-- START OF SUPPLIED RECORDS --
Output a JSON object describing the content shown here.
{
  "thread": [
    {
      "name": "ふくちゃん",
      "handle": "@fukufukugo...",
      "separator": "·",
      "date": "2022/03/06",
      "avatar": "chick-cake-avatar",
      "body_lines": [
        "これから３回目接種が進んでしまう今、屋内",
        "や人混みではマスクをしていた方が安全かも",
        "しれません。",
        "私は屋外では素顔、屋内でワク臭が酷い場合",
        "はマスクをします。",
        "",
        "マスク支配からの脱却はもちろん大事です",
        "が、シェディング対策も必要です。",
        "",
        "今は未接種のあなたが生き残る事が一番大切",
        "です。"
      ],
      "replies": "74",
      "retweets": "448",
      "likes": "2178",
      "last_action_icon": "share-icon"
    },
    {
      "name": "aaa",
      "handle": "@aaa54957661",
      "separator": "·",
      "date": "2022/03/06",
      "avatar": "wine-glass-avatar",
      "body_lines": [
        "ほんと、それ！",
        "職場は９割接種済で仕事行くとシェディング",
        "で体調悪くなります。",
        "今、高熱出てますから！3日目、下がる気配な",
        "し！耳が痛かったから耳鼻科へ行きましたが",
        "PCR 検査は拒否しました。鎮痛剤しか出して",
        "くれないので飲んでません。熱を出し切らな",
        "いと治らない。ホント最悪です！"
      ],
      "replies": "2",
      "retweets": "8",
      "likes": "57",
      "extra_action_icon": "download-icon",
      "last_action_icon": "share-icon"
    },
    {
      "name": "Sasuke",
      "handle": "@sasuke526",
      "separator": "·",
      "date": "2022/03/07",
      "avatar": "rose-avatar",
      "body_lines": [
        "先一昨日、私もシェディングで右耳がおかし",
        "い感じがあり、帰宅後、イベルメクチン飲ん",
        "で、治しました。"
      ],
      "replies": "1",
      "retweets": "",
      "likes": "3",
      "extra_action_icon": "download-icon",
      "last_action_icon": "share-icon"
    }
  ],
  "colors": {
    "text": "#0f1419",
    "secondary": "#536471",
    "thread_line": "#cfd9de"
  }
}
-- END OF SUPPLIED RECORDS --
- [WRITTEN REQUEST]
Transcribe all the entries, keeping each one exactly as it is.

- [TASK OUTPUT]
Output a JSON object describing the content shown here.
{
  "thread": [
    {
      "name": "ふくちゃん",
      "handle": "@fukufukugo...",
      "separator": "·",
      "date": "2022/03/06",
      "avatar": "chick-cake-avatar",
      "body_lines": [
        "これから３回目接種が進んでしまう今、屋内",
        "や人混みではマスクをしていた方が安全かも",
        "しれません。",
        "私は屋外では素顔、屋内でワク臭が酷い場合",
        "はマスクをします。",
        "",
        "マスク支配からの脱却はもちろん大事です",
        "が、シェディング対策も必要です。",
        "",
        "今は未接種のあなたが生き残る事が一番大切",
        "です。"
      ],
      "replies": "74",
      "retweets": "448",
      "likes": "2178",
      "last_action_icon": "share-icon"
    },
    {
      "name": "aaa",
      "handle": "@aaa54957661",
      "separator": "·",
      "date": "2022/03/06",
      "avatar": "wine-glass-avatar",
      "body_lines": [
        "ほんと、それ！",
        "職場は９割接種済で仕事行くとシェディング",
        "で体調悪くなります。",
        "今、高熱出てますから！3日目、下がる気配な",
        "し！耳が痛かったから耳鼻科へ行きましたが",
        "PCR 検査は拒否しました。鎮痛剤しか出して",
        "くれないので飲んでません。熱を出し切らな",
        "いと治らない。ホント最悪です！"
      ],
      "replies": "2",
      "retweets": "8",
      "likes": "57",
      "extra_action_icon": "download-icon",
      "last_action_icon": "share-icon"
    },
    {
      "name": "Sasuke",
      "handle": "@sasuke526",
      "separator": "·",
      "date": "2022/03/07",
      "avatar": "rose-avatar",
      "body_lines": [
        "先一昨日、私もシェディングで右耳がおかし",
        "い感じがあり、帰宅後、イベルメクチン飲ん",
        "で、治しました。"
      ],
      "replies": "1",
      "retweets": "",
      "likes": "3",
      "extra_action_icon": "download-icon",
      "last_action_icon": "share-icon"
    }
  ],
  "colors": {
    "text": "#0f1419",
    "secondary": "#536471",
    "thread_line": "#cfd9de"
  }
}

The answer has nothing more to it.